■ Part of a data file:
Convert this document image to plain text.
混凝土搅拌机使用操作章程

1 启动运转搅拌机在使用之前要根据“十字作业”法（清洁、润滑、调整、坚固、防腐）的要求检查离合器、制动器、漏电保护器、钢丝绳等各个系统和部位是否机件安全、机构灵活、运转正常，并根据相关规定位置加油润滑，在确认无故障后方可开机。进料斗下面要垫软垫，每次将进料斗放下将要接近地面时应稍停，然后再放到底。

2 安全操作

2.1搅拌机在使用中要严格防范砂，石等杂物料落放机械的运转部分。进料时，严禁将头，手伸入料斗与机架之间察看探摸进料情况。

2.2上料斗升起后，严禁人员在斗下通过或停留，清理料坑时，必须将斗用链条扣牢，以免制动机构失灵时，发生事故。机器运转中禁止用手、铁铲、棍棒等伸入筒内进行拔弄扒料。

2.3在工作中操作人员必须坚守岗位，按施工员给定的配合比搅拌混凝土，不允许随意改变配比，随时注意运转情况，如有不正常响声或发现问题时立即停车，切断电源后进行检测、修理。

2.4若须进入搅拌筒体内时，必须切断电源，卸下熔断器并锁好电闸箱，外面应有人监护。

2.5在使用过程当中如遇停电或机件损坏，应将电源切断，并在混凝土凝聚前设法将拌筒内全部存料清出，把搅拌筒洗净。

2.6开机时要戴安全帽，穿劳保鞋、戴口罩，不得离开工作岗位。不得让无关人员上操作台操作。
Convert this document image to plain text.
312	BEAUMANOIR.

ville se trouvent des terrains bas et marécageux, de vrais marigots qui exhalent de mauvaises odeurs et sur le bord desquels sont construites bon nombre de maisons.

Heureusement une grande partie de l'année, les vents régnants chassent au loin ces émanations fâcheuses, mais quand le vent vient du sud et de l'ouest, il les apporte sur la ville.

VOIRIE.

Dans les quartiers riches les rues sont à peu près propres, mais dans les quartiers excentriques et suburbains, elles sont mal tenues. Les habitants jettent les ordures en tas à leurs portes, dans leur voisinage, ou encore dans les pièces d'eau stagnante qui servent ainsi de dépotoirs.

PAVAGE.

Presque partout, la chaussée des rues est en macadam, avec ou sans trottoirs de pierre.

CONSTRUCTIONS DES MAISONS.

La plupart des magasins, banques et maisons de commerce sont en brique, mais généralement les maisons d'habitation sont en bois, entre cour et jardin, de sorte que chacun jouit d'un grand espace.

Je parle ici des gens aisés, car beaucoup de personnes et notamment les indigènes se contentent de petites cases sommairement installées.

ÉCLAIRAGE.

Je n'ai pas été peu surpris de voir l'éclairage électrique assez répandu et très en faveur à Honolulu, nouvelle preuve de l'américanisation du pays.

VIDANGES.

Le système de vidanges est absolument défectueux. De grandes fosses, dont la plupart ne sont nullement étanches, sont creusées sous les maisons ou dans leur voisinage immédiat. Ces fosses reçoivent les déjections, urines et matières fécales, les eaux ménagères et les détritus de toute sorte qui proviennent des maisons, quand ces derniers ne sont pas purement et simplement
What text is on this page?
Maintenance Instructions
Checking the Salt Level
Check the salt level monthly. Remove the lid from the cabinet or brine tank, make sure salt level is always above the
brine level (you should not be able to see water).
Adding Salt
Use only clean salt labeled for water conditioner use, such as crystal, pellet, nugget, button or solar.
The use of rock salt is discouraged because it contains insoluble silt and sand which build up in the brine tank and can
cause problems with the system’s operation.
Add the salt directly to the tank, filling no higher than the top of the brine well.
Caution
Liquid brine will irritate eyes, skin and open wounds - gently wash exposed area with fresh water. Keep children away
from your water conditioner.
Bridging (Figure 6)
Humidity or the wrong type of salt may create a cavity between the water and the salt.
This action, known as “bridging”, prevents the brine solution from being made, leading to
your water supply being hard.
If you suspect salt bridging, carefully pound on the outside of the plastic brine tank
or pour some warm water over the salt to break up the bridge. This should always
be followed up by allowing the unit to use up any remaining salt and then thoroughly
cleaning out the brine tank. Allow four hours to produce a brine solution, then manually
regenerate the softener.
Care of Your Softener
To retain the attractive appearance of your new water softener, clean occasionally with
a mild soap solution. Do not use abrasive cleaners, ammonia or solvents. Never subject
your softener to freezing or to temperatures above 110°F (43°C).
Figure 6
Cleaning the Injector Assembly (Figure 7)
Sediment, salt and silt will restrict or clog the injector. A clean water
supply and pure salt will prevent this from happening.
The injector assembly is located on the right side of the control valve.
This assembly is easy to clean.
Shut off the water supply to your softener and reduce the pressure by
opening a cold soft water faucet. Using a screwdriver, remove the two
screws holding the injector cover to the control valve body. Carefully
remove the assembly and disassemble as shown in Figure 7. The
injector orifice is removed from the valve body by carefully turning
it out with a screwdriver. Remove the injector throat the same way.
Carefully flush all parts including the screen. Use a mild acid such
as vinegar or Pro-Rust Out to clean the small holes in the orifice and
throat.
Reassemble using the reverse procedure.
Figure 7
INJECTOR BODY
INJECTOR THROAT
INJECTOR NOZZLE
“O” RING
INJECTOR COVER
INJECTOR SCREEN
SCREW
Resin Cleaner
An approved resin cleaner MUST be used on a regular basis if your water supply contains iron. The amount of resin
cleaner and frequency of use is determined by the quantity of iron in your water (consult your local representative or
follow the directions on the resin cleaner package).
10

■ Written instruction: Extract all of the data above and output it character for character.

■ Final result:
Convert this document image to plain text.
混凝土搅拌机使用操作章程

1 启动运转搅拌机在使用之前要根据“十字作业”法（清洁、润滑、调整、坚固、防腐）的要求检查离合器、制动器、漏电保护器、钢丝绳等各个系统和部位是否机件安全、机构灵活、运转正常，并根据相关规定位置加油润滑，在确认无故障后方可开机。进料斗下面要垫软垫，每次将进料斗放下将要接近地面时应稍停，然后再放到底。

2 安全操作

2.1搅拌机在使用中要严格防范砂，石等杂物料落放机械的运转部分。进料时，严禁将头，手伸入料斗与机架之间察看探摸进料情况。

2.2上料斗升起后，严禁人员在斗下通过或停留，清理料坑时，必须将斗用链条扣牢，以免制动机构失灵时，发生事故。机器运转中禁止用手、铁铲、棍棒等伸入筒内进行拔弄扒料。

2.3在工作中操作人员必须坚守岗位，按施工员给定的配合比搅拌混凝土，不允许随意改变配比，随时注意运转情况，如有不正常响声或发现问题时立即停车，切断电源后进行检测、修理。

2.4若须进入搅拌筒体内时，必须切断电源，卸下熔断器并锁好电闸箱，外面应有人监护。

2.5在使用过程当中如遇停电或机件损坏，应将电源切断，并在混凝土凝聚前设法将拌筒内全部存料清出，把搅拌筒洗净。

2.6开机时要戴安全帽，穿劳保鞋、戴口罩，不得离开工作岗位。不得让无关人员上操作台操作。
Convert this document image to plain text.
312	BEAUMANOIR.

ville se trouvent des terrains bas et marécageux, de vrais marigots qui exhalent de mauvaises odeurs et sur le bord desquels sont construites bon nombre de maisons.

Heureusement une grande partie de l'année, les vents régnants chassent au loin ces émanations fâcheuses, mais quand le vent vient du sud et de l'ouest, il les apporte sur la ville.

VOIRIE.

Dans les quartiers riches les rues sont à peu près propres, mais dans les quartiers excentriques et suburbains, elles sont mal tenues. Les habitants jettent les ordures en tas à leurs portes, dans leur voisinage, ou encore dans les pièces d'eau stagnante qui servent ainsi de dépotoirs.

PAVAGE.

Presque partout, la chaussée des rues est en macadam, avec ou sans trottoirs de pierre.

CONSTRUCTIONS DES MAISONS.

La plupart des magasins, banques et maisons de commerce sont en brique, mais généralement les maisons d'habitation sont en bois, entre cour et jardin, de sorte que chacun jouit d'un grand espace.

Je parle ici des gens aisés, car beaucoup de personnes et notamment les indigènes se contentent de petites cases sommairement installées.

ÉCLAIRAGE.

Je n'ai pas été peu surpris de voir l'éclairage électrique assez répandu et très en faveur à Honolulu, nouvelle preuve de l'américanisation du pays.

VIDANGES.

Le système de vidanges est absolument défectueux. De grandes fosses, dont la plupart ne sont nullement étanches, sont creusées sous les maisons ou dans leur voisinage immédiat. Ces fosses reçoivent les déjections, urines et matières fécales, les eaux ménagères et les détritus de toute sorte qui proviennent des maisons, quand ces derniers ne sont pas purement et simplement
What text is on this page?
Maintenance Instructions
Checking the Salt Level
Check the salt level monthly. Remove the lid from the cabinet or brine tank, make sure salt level is always above the
brine level (you should not be able to see water).
Adding Salt
Use only clean salt labeled for water conditioner use, such as crystal, pellet, nugget, button or solar.
The use of rock salt is discouraged because it contains insoluble silt and sand which build up in the brine tank and can
cause problems with the system’s operation.
Add the salt directly to the tank, filling no higher than the top of the brine well.
Caution
Liquid brine will irritate eyes, skin and open wounds - gently wash exposed area with fresh water. Keep children away
from your water conditioner.
Bridging (Figure 6)
Humidity or the wrong type of salt may create a cavity between the water and the salt.
This action, known as “bridging”, prevents the brine solution from being made, leading to
your water supply being hard.
If you suspect salt bridging, carefully pound on the outside of the plastic brine tank
or pour some warm water over the salt to break up the bridge. This should always
be followed up by allowing the unit to use up any remaining salt and then thoroughly
cleaning out the brine tank. Allow four hours to produce a brine solution, then manually
regenerate the softener.
Care of Your Softener
To retain the attractive appearance of your new water softener, clean occasionally with
a mild soap solution. Do not use abrasive cleaners, ammonia or solvents. Never subject
your softener to freezing or to temperatures above 110°F (43°C).
Figure 6
Cleaning the Injector Assembly (Figure 7)
Sediment, salt and silt will restrict or clog the injector. A clean water
supply and pure salt will prevent this from happening.
The injector assembly is located on the right side of the control valve.
This assembly is easy to clean.
Shut off the water supply to your softener and reduce the pressure by
opening a cold soft water faucet. Using a screwdriver, remove the two
screws holding the injector cover to the control valve body. Carefully
remove the assembly and disassemble as shown in Figure 7. The
injector orifice is removed from the valve body by carefully turning
it out with a screwdriver. Remove the injector throat the same way.
Carefully flush all parts including the screen. Use a mild acid such
as vinegar or Pro-Rust Out to clean the small holes in the orifice and
throat.
Reassemble using the reverse procedure.
Figure 7
INJECTOR BODY
INJECTOR THROAT
INJECTOR NOZZLE
“O” RING
INJECTOR COVER
INJECTOR SCREEN
SCREW
Resin Cleaner
An approved resin cleaner MUST be used on a regular basis if your water supply contains iron. The amount of resin
cleaner and frequency of use is determined by the quantity of iron in your water (consult your local representative or
follow the directions on the resin cleaner package).
10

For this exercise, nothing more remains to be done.